Locate the string "Light" in the records below. Copy every line where it occurs.

#### Dataset records
================

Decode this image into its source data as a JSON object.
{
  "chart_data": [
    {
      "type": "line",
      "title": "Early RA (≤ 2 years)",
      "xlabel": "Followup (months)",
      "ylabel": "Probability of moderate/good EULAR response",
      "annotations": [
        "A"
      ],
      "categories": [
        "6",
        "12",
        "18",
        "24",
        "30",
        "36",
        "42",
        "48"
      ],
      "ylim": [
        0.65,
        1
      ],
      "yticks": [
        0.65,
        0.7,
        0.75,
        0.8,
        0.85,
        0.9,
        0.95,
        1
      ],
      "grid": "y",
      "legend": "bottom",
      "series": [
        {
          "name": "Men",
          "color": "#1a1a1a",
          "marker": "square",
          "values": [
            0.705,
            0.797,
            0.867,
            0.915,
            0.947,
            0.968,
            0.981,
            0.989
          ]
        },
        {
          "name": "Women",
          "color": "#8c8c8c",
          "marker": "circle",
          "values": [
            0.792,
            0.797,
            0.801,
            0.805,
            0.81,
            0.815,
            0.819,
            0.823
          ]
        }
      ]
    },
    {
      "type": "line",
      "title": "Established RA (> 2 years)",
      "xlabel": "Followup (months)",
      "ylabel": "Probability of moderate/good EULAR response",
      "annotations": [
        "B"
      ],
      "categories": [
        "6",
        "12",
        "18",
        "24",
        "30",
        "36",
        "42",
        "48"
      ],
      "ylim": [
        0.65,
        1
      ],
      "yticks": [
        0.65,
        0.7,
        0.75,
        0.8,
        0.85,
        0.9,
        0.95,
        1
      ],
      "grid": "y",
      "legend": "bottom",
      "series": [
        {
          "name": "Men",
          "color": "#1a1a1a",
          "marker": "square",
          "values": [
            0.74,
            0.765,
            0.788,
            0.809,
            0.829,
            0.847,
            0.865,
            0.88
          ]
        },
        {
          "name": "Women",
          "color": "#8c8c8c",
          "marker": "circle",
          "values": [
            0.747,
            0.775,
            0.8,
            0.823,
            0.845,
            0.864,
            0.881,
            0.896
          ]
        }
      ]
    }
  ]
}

================

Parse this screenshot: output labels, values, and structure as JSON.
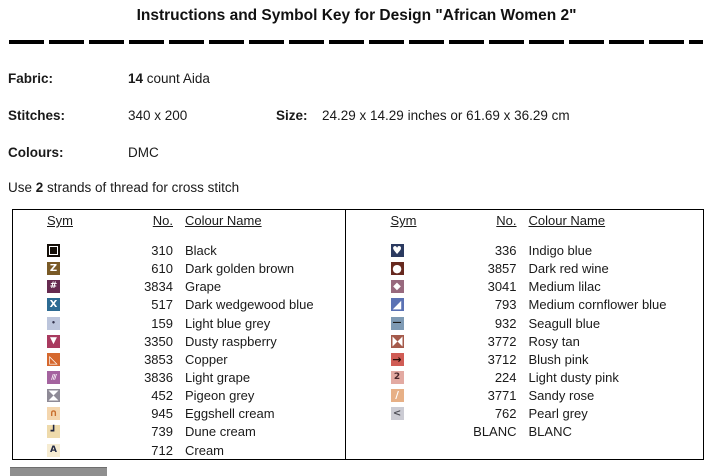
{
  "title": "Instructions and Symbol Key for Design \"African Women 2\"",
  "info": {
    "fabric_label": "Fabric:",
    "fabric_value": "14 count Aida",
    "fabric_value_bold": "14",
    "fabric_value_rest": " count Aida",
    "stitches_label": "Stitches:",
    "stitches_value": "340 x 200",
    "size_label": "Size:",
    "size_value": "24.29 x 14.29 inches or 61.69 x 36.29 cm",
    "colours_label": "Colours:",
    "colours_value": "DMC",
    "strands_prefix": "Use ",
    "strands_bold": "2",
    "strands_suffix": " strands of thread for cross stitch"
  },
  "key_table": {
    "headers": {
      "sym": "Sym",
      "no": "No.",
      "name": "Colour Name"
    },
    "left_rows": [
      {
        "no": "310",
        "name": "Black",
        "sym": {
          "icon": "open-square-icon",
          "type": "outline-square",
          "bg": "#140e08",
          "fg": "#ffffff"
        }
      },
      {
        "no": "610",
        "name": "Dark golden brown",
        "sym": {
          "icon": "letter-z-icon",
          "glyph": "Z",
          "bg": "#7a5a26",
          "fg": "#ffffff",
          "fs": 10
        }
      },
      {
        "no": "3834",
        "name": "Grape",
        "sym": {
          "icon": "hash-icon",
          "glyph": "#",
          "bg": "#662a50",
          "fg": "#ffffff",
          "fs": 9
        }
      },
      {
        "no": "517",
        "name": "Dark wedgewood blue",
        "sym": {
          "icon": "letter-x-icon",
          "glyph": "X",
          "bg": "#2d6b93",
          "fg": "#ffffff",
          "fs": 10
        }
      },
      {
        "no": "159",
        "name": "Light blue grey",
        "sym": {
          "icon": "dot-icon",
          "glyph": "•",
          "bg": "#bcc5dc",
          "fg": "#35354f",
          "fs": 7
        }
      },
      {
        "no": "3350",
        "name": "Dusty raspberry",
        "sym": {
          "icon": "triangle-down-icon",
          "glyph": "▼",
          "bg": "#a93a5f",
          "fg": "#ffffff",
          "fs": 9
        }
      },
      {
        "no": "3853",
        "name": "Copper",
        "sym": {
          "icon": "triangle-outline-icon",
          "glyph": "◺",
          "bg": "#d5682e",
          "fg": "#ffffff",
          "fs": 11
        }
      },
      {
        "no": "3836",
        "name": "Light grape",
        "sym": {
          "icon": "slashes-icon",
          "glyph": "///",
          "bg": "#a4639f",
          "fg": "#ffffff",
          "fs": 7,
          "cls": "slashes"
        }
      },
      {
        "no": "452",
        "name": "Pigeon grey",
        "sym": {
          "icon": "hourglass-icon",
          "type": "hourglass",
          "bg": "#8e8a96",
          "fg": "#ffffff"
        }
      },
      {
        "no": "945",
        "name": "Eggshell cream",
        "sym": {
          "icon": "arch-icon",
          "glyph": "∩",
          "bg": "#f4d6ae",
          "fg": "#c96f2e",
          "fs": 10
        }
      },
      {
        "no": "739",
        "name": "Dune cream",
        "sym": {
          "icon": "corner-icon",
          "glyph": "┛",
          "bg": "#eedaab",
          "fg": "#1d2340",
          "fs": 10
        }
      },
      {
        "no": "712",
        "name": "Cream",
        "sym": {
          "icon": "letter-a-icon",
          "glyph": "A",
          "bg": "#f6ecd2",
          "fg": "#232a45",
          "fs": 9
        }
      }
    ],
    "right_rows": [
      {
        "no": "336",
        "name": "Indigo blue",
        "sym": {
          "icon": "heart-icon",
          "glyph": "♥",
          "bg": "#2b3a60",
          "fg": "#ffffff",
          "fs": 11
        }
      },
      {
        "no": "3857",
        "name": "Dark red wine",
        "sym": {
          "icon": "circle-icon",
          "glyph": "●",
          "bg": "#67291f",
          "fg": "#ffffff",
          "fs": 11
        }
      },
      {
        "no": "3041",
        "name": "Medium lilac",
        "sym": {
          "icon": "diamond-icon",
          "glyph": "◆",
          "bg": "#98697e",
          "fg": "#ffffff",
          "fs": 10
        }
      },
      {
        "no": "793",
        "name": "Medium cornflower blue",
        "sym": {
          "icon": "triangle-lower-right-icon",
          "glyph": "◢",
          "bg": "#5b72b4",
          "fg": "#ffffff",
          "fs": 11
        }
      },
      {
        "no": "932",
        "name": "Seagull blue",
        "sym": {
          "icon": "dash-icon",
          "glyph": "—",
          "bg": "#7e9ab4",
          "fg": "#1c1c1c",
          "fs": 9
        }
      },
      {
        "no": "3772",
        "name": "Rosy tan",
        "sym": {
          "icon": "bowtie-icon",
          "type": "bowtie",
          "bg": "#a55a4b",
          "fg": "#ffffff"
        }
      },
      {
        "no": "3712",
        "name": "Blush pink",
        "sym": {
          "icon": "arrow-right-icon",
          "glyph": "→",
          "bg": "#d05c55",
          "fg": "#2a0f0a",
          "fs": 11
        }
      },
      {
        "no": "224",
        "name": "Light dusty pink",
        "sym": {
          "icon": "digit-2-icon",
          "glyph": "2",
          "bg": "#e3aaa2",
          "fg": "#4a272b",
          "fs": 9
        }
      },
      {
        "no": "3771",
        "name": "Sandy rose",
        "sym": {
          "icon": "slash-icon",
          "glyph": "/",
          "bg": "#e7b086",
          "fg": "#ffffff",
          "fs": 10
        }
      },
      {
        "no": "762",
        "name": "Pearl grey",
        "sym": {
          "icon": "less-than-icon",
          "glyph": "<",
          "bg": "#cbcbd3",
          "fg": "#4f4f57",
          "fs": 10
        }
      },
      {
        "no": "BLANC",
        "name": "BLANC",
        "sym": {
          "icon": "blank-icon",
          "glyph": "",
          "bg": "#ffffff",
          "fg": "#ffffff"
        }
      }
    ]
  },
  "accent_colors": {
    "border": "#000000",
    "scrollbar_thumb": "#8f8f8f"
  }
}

================

#### Task output
        "name": "Light blue grey",
        "name": "Light grape",
        "name": "Light dusty pink",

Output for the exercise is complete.